• _Actions to take_:
1/ In the jet and muon notebook extract, which branch is read to get the muon isolation variable?
2/ Reproduce the portion of the jet and muon notebook extract starting with "jet_btagFlavB = events" and going on through "jet_eta = events['Jet_eta'].array()".
3/ Write what follows the last line of the jet and muon notebook extract, picking up where it stops.

Running this cell might take a little bit if you are running over the bigger file. However, once you pull out the values, later calculations are much faster. 

In [None]:
# Jets ---------------------------------------------------
# B-tagging variable
jet_btagB = events['Jet_btagDeepB'].array()
jet_btagFlavB = events ['Jet_btagDeepFlavB'].array()

# Measure of quality of measurement of jet
jet_jetid = events['Jet_jetId'].array()

# 4-momentum in pt, eta, phi, mass 
jet_pt = events['Jet_pt'].array()
jet_eta = events['Jet_eta'].array()
jet_phi = events['Jet_phi'].array()
jet_mass = events['Jet_mass'].array()


# Muons ---------------------------------------------------
# Muon isolation
muon_iso = events['Muon_miniIsoId'].array()

# Measure of quality of how well the muon is reconstructed
muon_tightId = events['Muon_tightId'].array()

# 4-momentum in pt, eta, phi, mass 
muon_pt = events['Muon_pt'].array()
muon_eta = events['Muon_eta'].array()
muon_phi = events['Muon_phi'].array()
muon_mass = events['Muon_mass'].array()


# MET ------------------------------------------------------
# 3-momentum in pt, eta, phi, mass 
met_pt = events['PuppiMET_pt'].array()
met_eta = 0*events['PuppiMET_pt'].array()  # Fix this to be 0
met_phi = events['PuppiMET_phi'].array() 

#FatJets ----------------------------------------------------
# 4-momentum in pt, eta, phi, mass 
fatjet_pt = events['FatJet_pt'].array()
fatjet_eta = events['FatJet_eta'].array()
fatjet_phi = events['FatJet_phi'].array()
fatjet_mass = events['FatJet_mass'].array()


# What comes next?  

## Basic Plots

- Simple Muon Cuts (pt > cut)
- Simpe Jet Cuts (pt > cut)
- The B-tag cut (DeepB > tight, medium, loose)

In [None]:
#Simple Muon and Jet cuts 
muon_cut = muon_pt > 20 
jet_cut = jet_pt > 20 

cuts = [0, 10, 15, 20]
for cut in cuts: 
    muon_cut = muon_pt > cut 
    jet_cut = jet_pt > cut
    
    muon_pt_cut = muon_pt[muon_cut]
    jet_pt_cut = jet_pt[jet_cut]

    nmuon = ak.num(muon_pt_cut)
    njet = ak.num(jet_pt_cut)

    plt.figure(figsize=(12,4))
    plt.subplot(1,2,1)
    plt.hist(nmuon, bins=100);
    plt.xlabel("No of Muons")
    plt.ylabel("No of Events")
    plt.subplot(1,2,2)

• _Entries provided_:
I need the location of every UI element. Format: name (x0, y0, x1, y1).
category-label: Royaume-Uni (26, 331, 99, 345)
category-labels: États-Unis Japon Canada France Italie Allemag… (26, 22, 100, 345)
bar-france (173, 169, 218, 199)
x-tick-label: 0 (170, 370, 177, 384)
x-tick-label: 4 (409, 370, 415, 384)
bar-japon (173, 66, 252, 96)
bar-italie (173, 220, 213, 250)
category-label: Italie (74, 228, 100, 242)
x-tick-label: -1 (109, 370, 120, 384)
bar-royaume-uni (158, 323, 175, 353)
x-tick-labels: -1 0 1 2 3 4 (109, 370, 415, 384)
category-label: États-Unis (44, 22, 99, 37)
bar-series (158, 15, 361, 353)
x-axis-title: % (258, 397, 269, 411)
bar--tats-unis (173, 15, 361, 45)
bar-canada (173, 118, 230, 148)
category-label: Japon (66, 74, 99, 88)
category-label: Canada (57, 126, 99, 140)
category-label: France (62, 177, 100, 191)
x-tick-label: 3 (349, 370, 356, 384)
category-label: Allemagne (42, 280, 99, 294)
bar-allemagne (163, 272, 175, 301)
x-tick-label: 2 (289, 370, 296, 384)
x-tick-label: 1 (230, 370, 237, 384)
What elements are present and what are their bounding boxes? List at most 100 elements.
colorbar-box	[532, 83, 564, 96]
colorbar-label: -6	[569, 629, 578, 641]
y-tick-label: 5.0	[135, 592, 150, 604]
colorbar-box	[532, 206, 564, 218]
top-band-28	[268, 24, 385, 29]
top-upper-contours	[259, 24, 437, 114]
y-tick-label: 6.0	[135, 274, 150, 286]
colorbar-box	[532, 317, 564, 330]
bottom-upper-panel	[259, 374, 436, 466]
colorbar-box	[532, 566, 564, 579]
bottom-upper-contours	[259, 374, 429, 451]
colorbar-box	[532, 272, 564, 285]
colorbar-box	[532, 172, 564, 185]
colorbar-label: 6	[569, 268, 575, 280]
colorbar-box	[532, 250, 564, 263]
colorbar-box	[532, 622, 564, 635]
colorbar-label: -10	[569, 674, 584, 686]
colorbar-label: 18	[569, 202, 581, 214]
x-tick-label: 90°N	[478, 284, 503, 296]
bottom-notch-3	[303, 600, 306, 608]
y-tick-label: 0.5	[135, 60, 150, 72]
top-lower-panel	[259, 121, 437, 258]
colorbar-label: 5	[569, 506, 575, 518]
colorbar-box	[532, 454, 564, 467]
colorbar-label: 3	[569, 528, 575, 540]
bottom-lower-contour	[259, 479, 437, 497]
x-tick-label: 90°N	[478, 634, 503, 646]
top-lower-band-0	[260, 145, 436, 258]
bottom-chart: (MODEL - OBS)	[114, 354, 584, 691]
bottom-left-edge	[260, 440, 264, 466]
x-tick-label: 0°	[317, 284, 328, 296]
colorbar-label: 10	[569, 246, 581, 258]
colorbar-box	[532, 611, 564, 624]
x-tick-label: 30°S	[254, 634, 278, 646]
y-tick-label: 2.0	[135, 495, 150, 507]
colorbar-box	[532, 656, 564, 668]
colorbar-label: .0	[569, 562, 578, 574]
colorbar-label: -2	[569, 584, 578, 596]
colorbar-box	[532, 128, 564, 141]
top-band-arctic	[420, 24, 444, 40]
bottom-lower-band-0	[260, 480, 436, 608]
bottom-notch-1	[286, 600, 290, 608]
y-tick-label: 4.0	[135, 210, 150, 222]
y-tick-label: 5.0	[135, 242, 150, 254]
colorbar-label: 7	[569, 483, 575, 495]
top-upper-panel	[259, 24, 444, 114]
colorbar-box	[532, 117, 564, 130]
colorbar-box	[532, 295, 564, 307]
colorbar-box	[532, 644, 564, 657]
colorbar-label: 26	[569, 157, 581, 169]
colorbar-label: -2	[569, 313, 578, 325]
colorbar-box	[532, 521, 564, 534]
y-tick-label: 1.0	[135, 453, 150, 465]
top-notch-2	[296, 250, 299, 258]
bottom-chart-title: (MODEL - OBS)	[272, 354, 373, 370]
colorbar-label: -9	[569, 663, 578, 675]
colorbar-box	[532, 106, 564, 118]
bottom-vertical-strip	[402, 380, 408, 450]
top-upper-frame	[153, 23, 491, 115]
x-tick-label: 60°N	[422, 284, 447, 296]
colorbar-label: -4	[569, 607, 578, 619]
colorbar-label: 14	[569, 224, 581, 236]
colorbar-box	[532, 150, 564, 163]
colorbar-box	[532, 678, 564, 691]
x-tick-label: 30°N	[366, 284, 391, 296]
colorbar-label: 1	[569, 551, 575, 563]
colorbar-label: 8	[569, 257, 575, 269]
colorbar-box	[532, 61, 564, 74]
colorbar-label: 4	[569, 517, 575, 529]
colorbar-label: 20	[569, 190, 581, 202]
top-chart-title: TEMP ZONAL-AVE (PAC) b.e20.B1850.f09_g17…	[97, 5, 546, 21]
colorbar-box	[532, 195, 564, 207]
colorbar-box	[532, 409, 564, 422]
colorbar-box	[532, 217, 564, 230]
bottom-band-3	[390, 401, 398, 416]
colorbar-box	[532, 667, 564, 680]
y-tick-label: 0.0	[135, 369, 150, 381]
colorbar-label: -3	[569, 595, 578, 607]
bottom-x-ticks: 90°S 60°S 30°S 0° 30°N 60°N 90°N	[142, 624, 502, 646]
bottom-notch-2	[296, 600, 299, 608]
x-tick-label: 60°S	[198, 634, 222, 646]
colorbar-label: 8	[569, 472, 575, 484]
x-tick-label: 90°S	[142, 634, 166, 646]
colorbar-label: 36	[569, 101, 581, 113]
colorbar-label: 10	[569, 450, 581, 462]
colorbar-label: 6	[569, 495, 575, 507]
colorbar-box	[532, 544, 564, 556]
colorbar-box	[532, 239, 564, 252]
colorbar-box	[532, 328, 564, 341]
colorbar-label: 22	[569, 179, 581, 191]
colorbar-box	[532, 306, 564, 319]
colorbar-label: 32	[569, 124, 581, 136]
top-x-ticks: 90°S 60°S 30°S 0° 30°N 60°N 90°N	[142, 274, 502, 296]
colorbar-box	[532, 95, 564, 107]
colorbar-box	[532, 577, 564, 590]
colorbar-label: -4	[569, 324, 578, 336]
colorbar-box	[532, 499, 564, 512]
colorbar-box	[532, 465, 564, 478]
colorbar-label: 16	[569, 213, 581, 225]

• _Answers for this exercise_:
1/ Muon_miniIsoId

2/
jet_btagFlavB = events ['Jet_btagDeepFlavB'].array()

# Measure of quality of measurement of jet
jet_jetid = events['Jet_jetId'].array()

# 4-momentum in pt, eta, phi, mass 
jet_pt = events['Jet_pt'].array()
jet_eta = events['Jet_eta'].array()

3/
    plt.hist(njet,bins=100);
    plt.xlabel("No of Jets")
    plt.ylabel("No of Events")

In [None]:
#btag_cuts
'''Values: 
Loose (10% misidentification rate): Jet_btagDeepB > 0.1918 , Jet_btagDeepFlavB > 0.0480
Medium (1% misidentification rate): Jet_btagDeepB > 0.5847, Jet_btagDeepFlavB > 0.2489
Tight (0.1% misidentification rate): Jet_btagDeepB > 0.8767, Jet_btagDeepFlavB > 0.6377
'''
def give_btag_cuts(choice, accuracy):
    '''
    choice = "DeepB" or "DeepFlav" 
    accuracy = "loose" "medium" or "tight" 

    Loose:  Jet_btagDeepB > 0.1918 , Jet_btagDeepFlavB > 0.0480
    Medium: Jet_btagDeepB > 0.5847, Jet_btagDeepFlavB > 0.2489
    Tight: Jet_btagDeepB > 0.8767, Jet_btagDeepFlavB > 0.6377
    '''
    if (choice == "DeepB") & (accuracy == "tight") : return jet_btagB > 0.8767
    if (choice == "DeepB") & (accuracy == "medium"): return jet_btagB > 0.5847
    if (choice == "DeepB") & (accuracy == "loose"): return jet_btagB > 0.1918

    if choice == "DeepFlav":
        if accuracy == "tight": return jet_btagFlavB > 0.6377
        if accuracy == "medium": return jet_btagFlavB > 0.2489
        if accuracy == "loose": return jet_btagFlavB > 0.0480

jet_btag_tight = jet_pt[give_btag_cuts("DeepB","tight")]
jet_btag_medium = jet_pt[give_btag_cuts("DeepB","medium")]
jet_btag_loose = jet_pt[give_btag_cuts("DeepB","loose")]

njet_btag_tight = ak.num(jet_btag_tight)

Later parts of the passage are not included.